[Dataset entries on figures]
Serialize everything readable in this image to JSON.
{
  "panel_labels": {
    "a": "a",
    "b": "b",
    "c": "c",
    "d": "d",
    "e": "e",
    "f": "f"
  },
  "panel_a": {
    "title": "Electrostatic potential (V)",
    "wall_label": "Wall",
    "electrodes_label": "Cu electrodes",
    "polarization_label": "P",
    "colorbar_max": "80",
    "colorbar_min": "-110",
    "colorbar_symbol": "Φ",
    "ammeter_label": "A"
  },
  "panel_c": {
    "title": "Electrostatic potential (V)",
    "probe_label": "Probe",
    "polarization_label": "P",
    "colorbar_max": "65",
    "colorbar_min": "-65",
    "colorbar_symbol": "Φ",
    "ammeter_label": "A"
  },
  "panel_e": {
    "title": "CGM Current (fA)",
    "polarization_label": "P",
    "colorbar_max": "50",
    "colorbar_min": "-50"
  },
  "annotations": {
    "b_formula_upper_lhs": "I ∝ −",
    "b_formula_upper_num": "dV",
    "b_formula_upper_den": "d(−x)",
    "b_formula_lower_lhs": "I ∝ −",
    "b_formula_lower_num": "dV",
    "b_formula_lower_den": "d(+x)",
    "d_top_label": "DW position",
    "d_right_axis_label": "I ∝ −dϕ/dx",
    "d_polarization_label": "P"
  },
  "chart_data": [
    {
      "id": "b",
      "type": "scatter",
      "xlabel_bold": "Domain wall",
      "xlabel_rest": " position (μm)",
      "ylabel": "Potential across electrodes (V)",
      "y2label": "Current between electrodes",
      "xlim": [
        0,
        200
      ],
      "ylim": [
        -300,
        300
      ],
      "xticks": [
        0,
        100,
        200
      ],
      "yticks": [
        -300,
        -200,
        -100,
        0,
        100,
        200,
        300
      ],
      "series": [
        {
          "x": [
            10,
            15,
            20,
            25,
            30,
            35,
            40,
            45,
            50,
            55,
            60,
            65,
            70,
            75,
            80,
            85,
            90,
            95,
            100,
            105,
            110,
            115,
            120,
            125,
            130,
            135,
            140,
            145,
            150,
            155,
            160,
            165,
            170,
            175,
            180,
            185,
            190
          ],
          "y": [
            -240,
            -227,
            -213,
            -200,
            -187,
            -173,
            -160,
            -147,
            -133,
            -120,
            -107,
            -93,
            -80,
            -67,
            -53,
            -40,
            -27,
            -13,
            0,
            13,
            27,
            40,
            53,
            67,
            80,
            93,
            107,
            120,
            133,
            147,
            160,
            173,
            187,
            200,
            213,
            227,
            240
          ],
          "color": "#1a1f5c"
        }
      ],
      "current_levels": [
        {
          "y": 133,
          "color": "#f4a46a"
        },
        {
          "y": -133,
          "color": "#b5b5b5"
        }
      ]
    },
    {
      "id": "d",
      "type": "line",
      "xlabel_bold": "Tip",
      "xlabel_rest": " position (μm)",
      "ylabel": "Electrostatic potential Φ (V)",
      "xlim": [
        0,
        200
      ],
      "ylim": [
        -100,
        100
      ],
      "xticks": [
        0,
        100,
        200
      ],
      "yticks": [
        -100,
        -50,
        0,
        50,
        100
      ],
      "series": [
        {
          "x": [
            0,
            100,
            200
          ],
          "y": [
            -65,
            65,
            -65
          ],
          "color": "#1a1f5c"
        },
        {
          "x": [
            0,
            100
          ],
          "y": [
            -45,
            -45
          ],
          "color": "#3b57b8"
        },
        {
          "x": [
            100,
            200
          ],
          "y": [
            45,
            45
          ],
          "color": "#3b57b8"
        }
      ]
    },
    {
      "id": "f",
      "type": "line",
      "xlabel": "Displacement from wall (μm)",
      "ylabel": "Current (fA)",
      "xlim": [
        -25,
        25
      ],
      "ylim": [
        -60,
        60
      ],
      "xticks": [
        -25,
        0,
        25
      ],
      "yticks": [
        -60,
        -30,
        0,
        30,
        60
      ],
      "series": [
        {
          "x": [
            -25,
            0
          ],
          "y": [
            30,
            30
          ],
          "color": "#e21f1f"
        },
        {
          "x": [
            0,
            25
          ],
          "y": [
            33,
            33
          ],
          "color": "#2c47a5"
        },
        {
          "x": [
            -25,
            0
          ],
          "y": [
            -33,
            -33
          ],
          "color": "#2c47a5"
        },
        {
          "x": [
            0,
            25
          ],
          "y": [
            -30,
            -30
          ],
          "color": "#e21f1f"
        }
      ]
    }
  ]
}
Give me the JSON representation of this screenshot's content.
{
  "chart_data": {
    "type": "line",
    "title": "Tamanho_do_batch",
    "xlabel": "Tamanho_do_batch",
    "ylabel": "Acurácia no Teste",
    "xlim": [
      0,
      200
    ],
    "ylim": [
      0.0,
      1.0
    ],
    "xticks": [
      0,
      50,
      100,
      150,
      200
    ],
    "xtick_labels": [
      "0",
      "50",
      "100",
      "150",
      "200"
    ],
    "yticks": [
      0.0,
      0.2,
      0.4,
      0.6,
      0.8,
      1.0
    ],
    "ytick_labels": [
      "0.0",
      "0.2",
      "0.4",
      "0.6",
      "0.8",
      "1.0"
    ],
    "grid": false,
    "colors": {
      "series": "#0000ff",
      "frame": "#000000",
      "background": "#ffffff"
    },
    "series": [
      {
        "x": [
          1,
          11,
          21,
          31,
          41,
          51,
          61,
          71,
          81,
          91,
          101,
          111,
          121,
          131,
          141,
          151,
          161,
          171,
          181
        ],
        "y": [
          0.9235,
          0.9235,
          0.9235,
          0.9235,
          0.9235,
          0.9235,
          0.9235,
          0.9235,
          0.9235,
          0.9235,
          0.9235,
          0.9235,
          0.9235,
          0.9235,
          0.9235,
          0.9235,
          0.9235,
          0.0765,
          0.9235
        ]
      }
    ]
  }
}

→ **What to work on**
Please reproduce every line of the material word for word.

→ **Task solution**
Serialize everything readable in this image to JSON.
{
  "panel_labels": {
    "a": "a",
    "b": "b",
    "c": "c",
    "d": "d",
    "e": "e",
    "f": "f"
  },
  "panel_a": {
    "title": "Electrostatic potential (V)",
    "wall_label": "Wall",
    "electrodes_label": "Cu electrodes",
    "polarization_label": "P",
    "colorbar_max": "80",
    "colorbar_min": "-110",
    "colorbar_symbol": "Φ",
    "ammeter_label": "A"
  },
  "panel_c": {
    "title": "Electrostatic potential (V)",
    "probe_label": "Probe",
    "polarization_label": "P",
    "colorbar_max": "65",
    "colorbar_min": "-65",
    "colorbar_symbol": "Φ",
    "ammeter_label": "A"
  },
  "panel_e": {
    "title": "CGM Current (fA)",
    "polarization_label": "P",
    "colorbar_max": "50",
    "colorbar_min": "-50"
  },
  "annotations": {
    "b_formula_upper_lhs": "I ∝ −",
    "b_formula_upper_num": "dV",
    "b_formula_upper_den": "d(−x)",
    "b_formula_lower_lhs": "I ∝ −",
    "b_formula_lower_num": "dV",
    "b_formula_lower_den": "d(+x)",
    "d_top_label": "DW position",
    "d_right_axis_label": "I ∝ −dϕ/dx",
    "d_polarization_label": "P"
  },
  "chart_data": [
    {
      "id": "b",
      "type": "scatter",
      "xlabel_bold": "Domain wall",
      "xlabel_rest": " position (μm)",
      "ylabel": "Potential across electrodes (V)",
      "y2label": "Current between electrodes",
      "xlim": [
        0,
        200
      ],
      "ylim": [
        -300,
        300
      ],
      "xticks": [
        0,
        100,
        200
      ],
      "yticks": [
        -300,
        -200,
        -100,
        0,
        100,
        200,
        300
      ],
      "series": [
        {
          "x": [
            10,
            15,
            20,
            25,
            30,
            35,
            40,
            45,
            50,
            55,
            60,
            65,
            70,
            75,
            80,
            85,
            90,
            95,
            100,
            105,
            110,
            115,
            120,
            125,
            130,
            135,
            140,
            145,
            150,
            155,
            160,
            165,
            170,
            175,
            180,
            185,
            190
          ],
          "y": [
            -240,
            -227,
            -213,
            -200,
            -187,
            -173,
            -160,
            -147,
            -133,
            -120,
            -107,
            -93,
            -80,
            -67,
            -53,
            -40,
            -27,
            -13,
            0,
            13,
            27,
            40,
            53,
            67,
            80,
            93,
            107,
            120,
            133,
            147,
            160,
            173,
            187,
            200,
            213,
            227,
            240
          ],
          "color": "#1a1f5c"
        }
      ],
      "current_levels": [
        {
          "y": 133,
          "color": "#f4a46a"
        },
        {
          "y": -133,
          "color": "#b5b5b5"
        }
      ]
    },
    {
      "id": "d",
      "type": "line",
      "xlabel_bold": "Tip",
      "xlabel_rest": " position (μm)",
      "ylabel": "Electrostatic potential Φ (V)",
      "xlim": [
        0,
        200
      ],
      "ylim": [
        -100,
        100
      ],
      "xticks": [
        0,
        100,
        200
      ],
      "yticks": [
        -100,
        -50,
        0,
        50,
        100
      ],
      "series": [
        {
          "x": [
            0,
            100,
            200
          ],
          "y": [
            -65,
            65,
            -65
          ],
          "color": "#1a1f5c"
        },
        {
          "x": [
            0,
            100
          ],
          "y": [
            -45,
            -45
          ],
          "color": "#3b57b8"
        },
        {
          "x": [
            100,
            200
          ],
          "y": [
            45,
            45
          ],
          "color": "#3b57b8"
        }
      ]
    },
    {
      "id": "f",
      "type": "line",
      "xlabel": "Displacement from wall (μm)",
      "ylabel": "Current (fA)",
      "xlim": [
        -25,
        25
      ],
      "ylim": [
        -60,
        60
      ],
      "xticks": [
        -25,
        0,
        25
      ],
      "yticks": [
        -60,
        -30,
        0,
        30,
        60
      ],
      "series": [
        {
          "x": [
            -25,
            0
          ],
          "y": [
            30,
            30
          ],
          "color": "#e21f1f"
        },
        {
          "x": [
            0,
            25
          ],
          "y": [
            33,
            33
          ],
          "color": "#2c47a5"
        },
        {
          "x": [
            -25,
            0
          ],
          "y": [
            -33,
            -33
          ],
          "color": "#2c47a5"
        },
        {
          "x": [
            0,
            25
          ],
          "y": [
            -30,
            -30
          ],
          "color": "#e21f1f"
        }
      ]
    }
  ]
}
Give me the JSON representation of this screenshot's content.
{
  "chart_data": {
    "type": "line",
    "title": "Tamanho_do_batch",
    "xlabel": "Tamanho_do_batch",
    "ylabel": "Acurácia no Teste",
    "xlim": [
      0,
      200
    ],
    "ylim": [
      0.0,
      1.0
    ],
    "xticks": [
      0,
      50,
      100,
      150,
      200
    ],
    "xtick_labels": [
      "0",
      "50",
      "100",
      "150",
      "200"
    ],
    "yticks": [
      0.0,
      0.2,
      0.4,
      0.6,
      0.8,
      1.0
    ],
    "ytick_labels": [
      "0.0",
      "0.2",
      "0.4",
      "0.6",
      "0.8",
      "1.0"
    ],
    "grid": false,
    "colors": {
      "series": "#0000ff",
      "frame": "#000000",
      "background": "#ffffff"
    },
    "series": [
      {
        "x": [
          1,
          11,
          21,
          31,
          41,
          51,
          61,
          71,
          81,
          91,
          101,
          111,
          121,
          131,
          141,
          151,
          161,
          171,
          181
        ],
        "y": [
          0.9235,
          0.9235,
          0.9235,
          0.9235,
          0.9235,
          0.9235,
          0.9235,
          0.9235,
          0.9235,
          0.9235,
          0.9235,
          0.9235,
          0.9235,
          0.9235,
          0.9235,
          0.9235,
          0.9235,
          0.0765,
          0.9235
        ]
      }
    ]
  }
}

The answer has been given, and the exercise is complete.